== RECORDS FOR THE EXERCISE ==
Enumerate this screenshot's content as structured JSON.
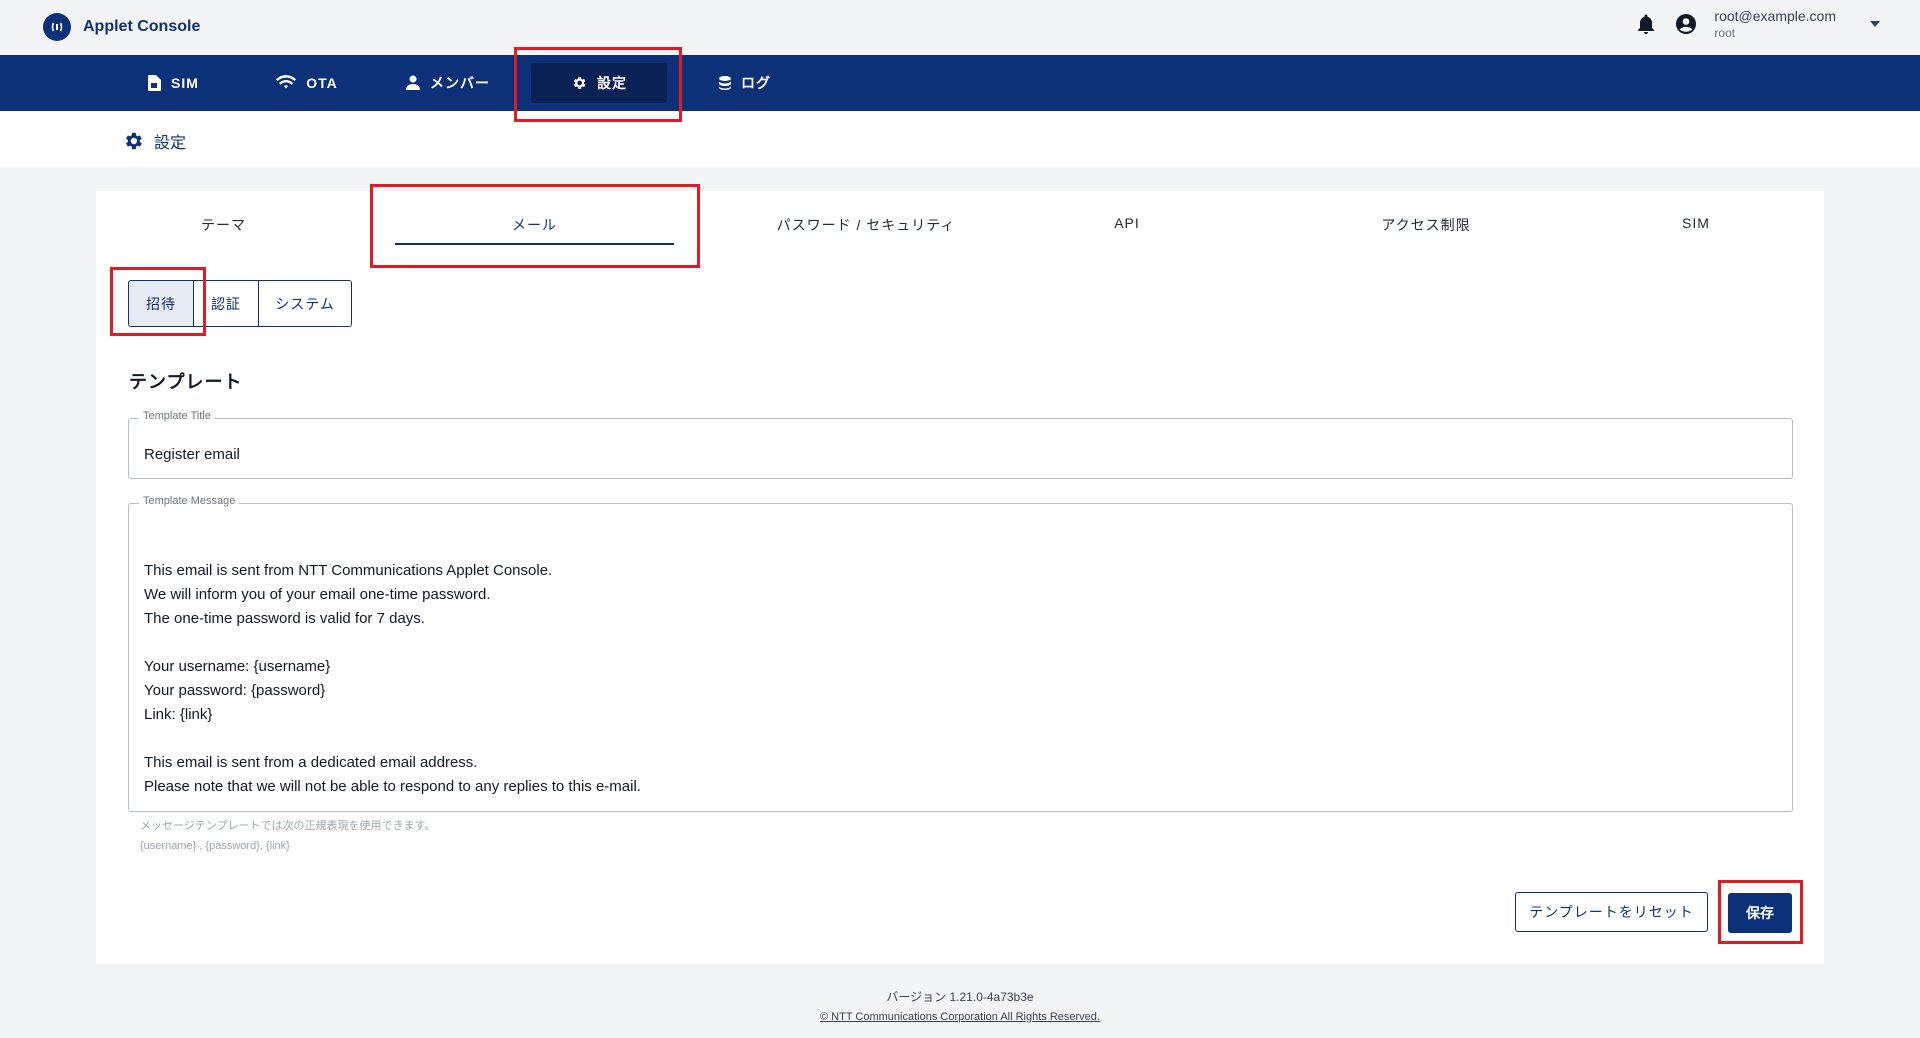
{
  "header": {
    "app_name": "Applet Console",
    "user_email": "root@example.com",
    "user_role": "root"
  },
  "nav": {
    "items": [
      {
        "label": "SIM",
        "icon": "sim-card-icon"
      },
      {
        "label": "OTA",
        "icon": "wifi-icon"
      },
      {
        "label": "メンバー",
        "icon": "person-icon"
      },
      {
        "label": "設定",
        "icon": "gear-icon",
        "active": true
      },
      {
        "label": "ログ",
        "icon": "database-icon"
      }
    ]
  },
  "breadcrumb": {
    "label": "設定"
  },
  "settings_tabs": [
    {
      "label": "テーマ"
    },
    {
      "label": "メール",
      "active": true
    },
    {
      "label": "パスワード / セキュリティ"
    },
    {
      "label": "API"
    },
    {
      "label": "アクセス制限"
    },
    {
      "label": "SIM"
    }
  ],
  "mail_subtabs": [
    {
      "label": "招待",
      "active": true
    },
    {
      "label": "認証"
    },
    {
      "label": "システム"
    }
  ],
  "template": {
    "section_title": "テンプレート",
    "title_label": "Template Title",
    "title_value": "Register email",
    "message_label": "Template Message",
    "message_lines": [
      "This email is sent from NTT Communications Applet Console.",
      "We will inform you of your email one-time password.",
      "The one-time password is valid for 7 days.",
      "",
      "Your username: {username}",
      "Your password: {password}",
      "Link: {link}",
      "",
      "This email is sent from a dedicated email address.",
      "Please note that we will not be able to respond to any replies to this e-mail."
    ],
    "helper_line1": "メッセージテンプレートでは次の正規表現を使用できます。",
    "helper_line2": "{username} , {password}, {link}"
  },
  "actions": {
    "reset_label": "テンプレートをリセット",
    "save_label": "保存"
  },
  "footer": {
    "version": "バージョン 1.21.0-4a73b3e",
    "copyright": "© NTT Communications Corporation All Rights Reserved."
  },
  "colors": {
    "brand": "#0d3178",
    "nav_active": "#0a2156",
    "highlight": "#e01b24"
  }
}
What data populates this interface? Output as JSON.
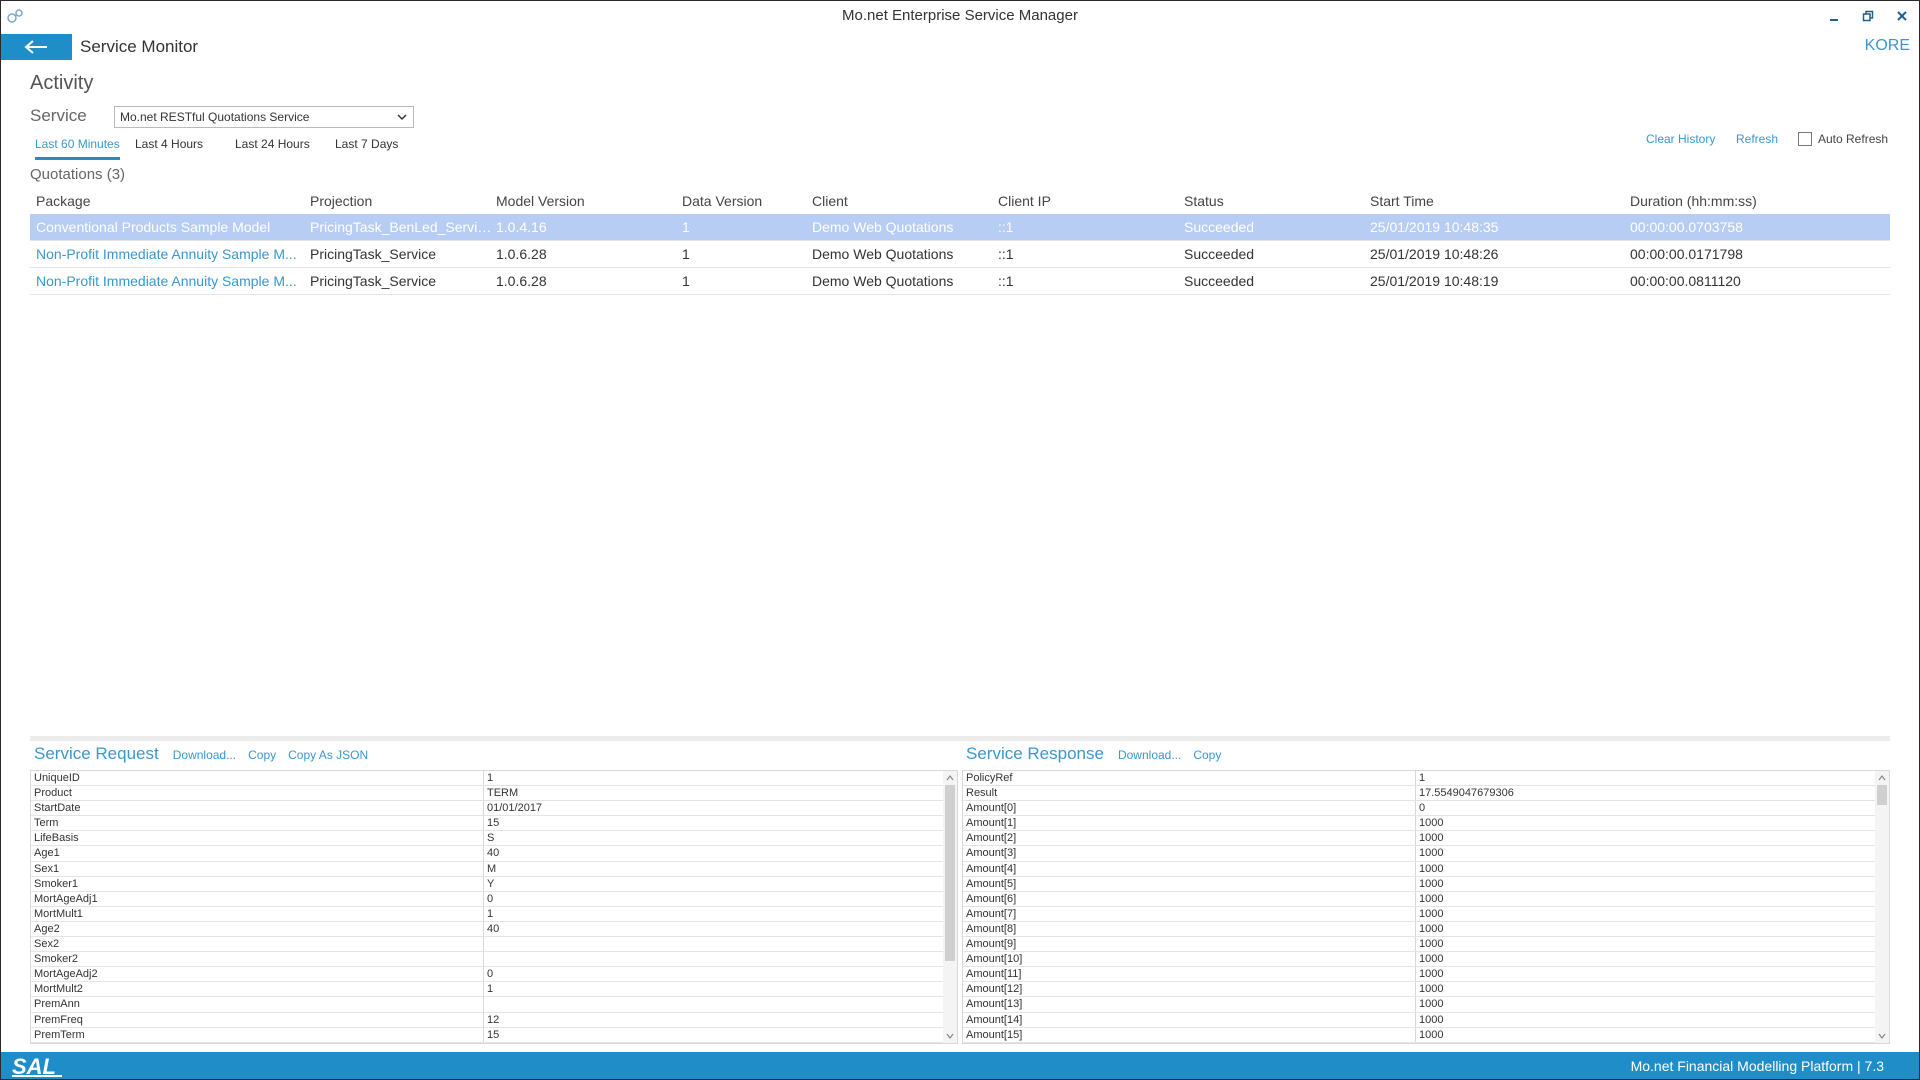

== YOUR INSTRUCTIONS ==
With the pictures omitted, reproduce the records in full and exactly.

== FULL SOLUTION ==
Enumerate this screenshot's content as structured JSON.
{
  "header": {
    "app_name": "Applet Console",
    "user_email": "root@example.com",
    "user_role": "root"
  },
  "nav": {
    "items": [
      {
        "label": "SIM",
        "icon": "sim-card-icon"
      },
      {
        "label": "OTA",
        "icon": "wifi-icon"
      },
      {
        "label": "メンバー",
        "icon": "person-icon"
      },
      {
        "label": "設定",
        "icon": "gear-icon",
        "active": true
      },
      {
        "label": "ログ",
        "icon": "database-icon"
      }
    ]
  },
  "breadcrumb": {
    "label": "設定"
  },
  "settings_tabs": [
    {
      "label": "テーマ"
    },
    {
      "label": "メール",
      "active": true
    },
    {
      "label": "パスワード / セキュリティ"
    },
    {
      "label": "API"
    },
    {
      "label": "アクセス制限"
    },
    {
      "label": "SIM"
    }
  ],
  "mail_subtabs": [
    {
      "label": "招待",
      "active": true
    },
    {
      "label": "認証"
    },
    {
      "label": "システム"
    }
  ],
  "template": {
    "section_title": "テンプレート",
    "title_label": "Template Title",
    "title_value": "Register email",
    "message_label": "Template Message",
    "message_lines": [
      "This email is sent from NTT Communications Applet Console.",
      "We will inform you of your email one-time password.",
      "The one-time password is valid for 7 days.",
      "",
      "Your username: {username}",
      "Your password: {password}",
      "Link: {link}",
      "",
      "This email is sent from a dedicated email address.",
      "Please note that we will not be able to respond to any replies to this e-mail."
    ],
    "helper_line1": "メッセージテンプレートでは次の正規表現を使用できます。",
    "helper_line2": "{username} , {password}, {link}"
  },
  "actions": {
    "reset_label": "テンプレートをリセット",
    "save_label": "保存"
  },
  "footer": {
    "version": "バージョン 1.21.0-4a73b3e",
    "copyright": "© NTT Communications Corporation All Rights Reserved."
  },
  "colors": {
    "brand": "#0d3178",
    "nav_active": "#0a2156",
    "highlight": "#e01b24"
  }
}
What data populates this interface? Output as JSON.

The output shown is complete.